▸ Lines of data
----------

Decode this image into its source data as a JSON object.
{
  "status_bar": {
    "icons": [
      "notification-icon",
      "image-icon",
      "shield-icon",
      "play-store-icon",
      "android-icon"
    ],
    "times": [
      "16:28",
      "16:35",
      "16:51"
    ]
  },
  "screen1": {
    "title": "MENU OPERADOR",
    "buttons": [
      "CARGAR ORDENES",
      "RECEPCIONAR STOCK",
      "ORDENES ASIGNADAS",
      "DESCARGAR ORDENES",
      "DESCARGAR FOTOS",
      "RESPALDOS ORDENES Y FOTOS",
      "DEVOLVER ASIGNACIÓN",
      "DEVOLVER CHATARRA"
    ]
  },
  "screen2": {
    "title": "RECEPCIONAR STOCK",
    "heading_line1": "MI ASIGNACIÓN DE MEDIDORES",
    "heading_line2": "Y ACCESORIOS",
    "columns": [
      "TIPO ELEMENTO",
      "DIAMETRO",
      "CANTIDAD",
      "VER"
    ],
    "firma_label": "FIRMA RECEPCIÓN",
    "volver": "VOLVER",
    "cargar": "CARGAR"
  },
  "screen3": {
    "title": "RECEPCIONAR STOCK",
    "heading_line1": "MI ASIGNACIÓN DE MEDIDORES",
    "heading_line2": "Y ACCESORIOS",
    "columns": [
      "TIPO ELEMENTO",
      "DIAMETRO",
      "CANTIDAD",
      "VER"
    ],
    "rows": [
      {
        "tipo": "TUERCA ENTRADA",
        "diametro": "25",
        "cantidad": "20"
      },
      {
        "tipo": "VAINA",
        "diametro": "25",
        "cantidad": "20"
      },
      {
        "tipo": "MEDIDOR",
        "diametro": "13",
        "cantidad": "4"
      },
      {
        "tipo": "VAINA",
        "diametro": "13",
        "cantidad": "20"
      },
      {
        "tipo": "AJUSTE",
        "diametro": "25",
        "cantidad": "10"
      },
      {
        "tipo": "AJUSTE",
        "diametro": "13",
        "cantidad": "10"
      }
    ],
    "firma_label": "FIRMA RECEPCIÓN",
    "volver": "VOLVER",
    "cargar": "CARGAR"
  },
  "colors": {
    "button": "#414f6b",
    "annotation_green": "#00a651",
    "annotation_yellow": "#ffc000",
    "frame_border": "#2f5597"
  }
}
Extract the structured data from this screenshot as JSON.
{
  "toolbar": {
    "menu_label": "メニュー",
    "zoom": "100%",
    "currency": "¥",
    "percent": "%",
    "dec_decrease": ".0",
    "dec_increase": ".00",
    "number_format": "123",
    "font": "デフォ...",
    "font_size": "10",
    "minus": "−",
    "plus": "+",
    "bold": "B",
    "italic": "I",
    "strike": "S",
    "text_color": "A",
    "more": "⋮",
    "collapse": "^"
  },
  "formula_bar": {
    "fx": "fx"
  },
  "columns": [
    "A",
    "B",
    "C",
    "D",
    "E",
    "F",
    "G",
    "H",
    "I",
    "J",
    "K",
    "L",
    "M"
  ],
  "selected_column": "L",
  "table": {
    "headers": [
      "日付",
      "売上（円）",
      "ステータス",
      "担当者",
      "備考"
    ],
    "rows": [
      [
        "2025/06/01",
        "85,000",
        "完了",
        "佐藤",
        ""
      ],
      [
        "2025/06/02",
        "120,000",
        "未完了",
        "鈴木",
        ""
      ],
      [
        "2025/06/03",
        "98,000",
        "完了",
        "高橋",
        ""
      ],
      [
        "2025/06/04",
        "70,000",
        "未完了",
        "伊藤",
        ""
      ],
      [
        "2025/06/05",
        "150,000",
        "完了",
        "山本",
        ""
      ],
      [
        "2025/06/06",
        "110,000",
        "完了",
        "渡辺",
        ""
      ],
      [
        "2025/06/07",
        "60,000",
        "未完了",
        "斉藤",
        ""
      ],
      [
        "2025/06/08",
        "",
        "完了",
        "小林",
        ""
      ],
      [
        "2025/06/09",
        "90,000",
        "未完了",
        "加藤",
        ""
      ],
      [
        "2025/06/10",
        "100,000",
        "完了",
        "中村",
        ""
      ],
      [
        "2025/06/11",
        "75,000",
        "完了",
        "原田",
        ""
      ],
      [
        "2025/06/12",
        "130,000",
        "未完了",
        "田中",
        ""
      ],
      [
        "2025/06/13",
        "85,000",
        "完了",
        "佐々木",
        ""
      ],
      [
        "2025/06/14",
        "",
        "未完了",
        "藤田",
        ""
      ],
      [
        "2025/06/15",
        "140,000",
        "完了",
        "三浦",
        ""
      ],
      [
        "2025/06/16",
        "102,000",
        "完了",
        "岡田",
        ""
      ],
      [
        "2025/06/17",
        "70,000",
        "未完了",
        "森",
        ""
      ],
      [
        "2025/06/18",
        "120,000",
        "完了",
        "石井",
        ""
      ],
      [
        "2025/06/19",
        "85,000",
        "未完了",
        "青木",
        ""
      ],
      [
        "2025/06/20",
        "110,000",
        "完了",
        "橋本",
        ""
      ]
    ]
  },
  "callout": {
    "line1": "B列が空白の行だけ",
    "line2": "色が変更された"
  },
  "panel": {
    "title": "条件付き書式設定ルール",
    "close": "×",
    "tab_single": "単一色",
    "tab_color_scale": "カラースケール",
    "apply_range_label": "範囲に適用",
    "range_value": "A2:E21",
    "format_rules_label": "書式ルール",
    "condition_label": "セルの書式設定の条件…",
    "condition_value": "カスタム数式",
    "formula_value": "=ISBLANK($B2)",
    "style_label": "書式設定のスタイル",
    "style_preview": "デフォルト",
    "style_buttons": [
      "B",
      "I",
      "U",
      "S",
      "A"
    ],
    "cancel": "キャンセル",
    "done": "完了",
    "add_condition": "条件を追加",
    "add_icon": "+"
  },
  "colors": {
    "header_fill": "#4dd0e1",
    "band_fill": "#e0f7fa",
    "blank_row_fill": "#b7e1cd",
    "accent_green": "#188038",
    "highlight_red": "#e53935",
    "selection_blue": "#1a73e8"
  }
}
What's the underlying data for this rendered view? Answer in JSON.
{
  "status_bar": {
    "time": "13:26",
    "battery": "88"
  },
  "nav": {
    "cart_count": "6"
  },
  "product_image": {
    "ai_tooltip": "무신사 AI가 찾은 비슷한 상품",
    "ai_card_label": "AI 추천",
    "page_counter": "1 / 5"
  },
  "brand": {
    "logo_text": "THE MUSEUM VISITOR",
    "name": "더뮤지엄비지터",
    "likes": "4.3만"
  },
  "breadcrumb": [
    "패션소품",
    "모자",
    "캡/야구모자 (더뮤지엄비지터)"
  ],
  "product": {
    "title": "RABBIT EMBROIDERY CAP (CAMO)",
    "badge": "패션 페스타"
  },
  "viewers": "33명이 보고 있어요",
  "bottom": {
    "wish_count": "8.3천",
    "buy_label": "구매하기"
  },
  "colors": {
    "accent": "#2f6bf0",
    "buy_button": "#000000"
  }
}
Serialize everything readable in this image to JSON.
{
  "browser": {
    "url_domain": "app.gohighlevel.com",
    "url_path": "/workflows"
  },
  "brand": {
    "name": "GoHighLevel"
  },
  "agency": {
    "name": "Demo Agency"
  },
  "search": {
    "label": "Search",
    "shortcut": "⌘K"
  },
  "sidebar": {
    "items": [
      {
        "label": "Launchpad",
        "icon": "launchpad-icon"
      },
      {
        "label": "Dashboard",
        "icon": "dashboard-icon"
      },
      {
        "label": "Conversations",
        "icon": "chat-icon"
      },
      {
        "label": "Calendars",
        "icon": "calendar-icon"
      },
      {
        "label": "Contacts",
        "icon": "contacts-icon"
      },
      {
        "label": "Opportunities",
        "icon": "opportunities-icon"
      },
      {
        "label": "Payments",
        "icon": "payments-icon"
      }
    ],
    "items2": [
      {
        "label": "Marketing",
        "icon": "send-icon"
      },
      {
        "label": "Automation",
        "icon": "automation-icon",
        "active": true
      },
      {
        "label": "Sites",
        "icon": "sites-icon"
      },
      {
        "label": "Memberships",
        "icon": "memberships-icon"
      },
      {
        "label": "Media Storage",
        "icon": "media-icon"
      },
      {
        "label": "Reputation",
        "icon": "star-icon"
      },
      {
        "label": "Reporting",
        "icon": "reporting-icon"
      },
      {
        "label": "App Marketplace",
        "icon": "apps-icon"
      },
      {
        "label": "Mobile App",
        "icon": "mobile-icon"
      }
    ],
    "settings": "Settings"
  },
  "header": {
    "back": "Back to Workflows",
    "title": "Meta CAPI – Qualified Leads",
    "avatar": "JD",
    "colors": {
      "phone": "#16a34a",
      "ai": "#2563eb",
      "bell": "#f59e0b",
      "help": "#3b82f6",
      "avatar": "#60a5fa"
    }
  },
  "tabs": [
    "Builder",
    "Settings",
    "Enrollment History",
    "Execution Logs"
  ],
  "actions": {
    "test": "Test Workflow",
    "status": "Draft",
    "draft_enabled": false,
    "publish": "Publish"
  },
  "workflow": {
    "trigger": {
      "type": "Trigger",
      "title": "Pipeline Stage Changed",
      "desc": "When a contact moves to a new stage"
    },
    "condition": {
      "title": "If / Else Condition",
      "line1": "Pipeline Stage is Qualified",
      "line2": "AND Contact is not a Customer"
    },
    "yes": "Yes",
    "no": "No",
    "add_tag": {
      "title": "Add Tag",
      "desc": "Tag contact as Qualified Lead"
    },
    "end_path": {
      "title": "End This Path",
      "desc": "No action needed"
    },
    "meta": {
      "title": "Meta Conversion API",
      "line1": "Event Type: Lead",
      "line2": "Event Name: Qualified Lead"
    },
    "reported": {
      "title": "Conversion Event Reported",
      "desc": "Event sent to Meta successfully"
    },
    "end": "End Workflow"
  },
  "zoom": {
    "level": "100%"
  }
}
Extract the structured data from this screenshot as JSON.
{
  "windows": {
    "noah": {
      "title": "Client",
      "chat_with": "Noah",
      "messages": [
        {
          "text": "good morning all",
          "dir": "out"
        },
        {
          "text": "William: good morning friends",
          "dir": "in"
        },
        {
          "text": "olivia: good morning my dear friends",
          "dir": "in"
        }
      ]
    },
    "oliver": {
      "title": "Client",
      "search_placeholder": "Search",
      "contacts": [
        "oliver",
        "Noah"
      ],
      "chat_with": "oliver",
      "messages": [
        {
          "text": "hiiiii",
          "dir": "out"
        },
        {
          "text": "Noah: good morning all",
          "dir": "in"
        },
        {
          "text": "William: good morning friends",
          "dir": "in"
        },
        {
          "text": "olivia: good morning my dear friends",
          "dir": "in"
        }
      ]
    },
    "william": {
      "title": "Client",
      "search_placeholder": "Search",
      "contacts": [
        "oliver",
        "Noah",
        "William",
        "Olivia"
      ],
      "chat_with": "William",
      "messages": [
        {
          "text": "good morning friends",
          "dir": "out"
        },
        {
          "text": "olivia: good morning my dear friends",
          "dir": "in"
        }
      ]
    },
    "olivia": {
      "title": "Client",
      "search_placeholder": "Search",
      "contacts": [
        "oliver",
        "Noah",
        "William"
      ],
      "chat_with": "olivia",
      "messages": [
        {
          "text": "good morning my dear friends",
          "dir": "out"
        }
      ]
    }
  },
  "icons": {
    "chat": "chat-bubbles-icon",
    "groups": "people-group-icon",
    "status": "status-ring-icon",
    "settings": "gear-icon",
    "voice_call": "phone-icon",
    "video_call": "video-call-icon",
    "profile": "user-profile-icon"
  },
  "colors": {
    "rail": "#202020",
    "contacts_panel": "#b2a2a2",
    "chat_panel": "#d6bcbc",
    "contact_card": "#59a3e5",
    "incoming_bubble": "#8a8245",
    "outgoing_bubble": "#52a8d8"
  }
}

----------

▸ TASK DETAILS
From the listing above, copy every line that includes the word "Conversion".

▸ RESULT OF THIS TASK
      "title": "Meta Conversion API",
      "title": "Conversion Event Reported",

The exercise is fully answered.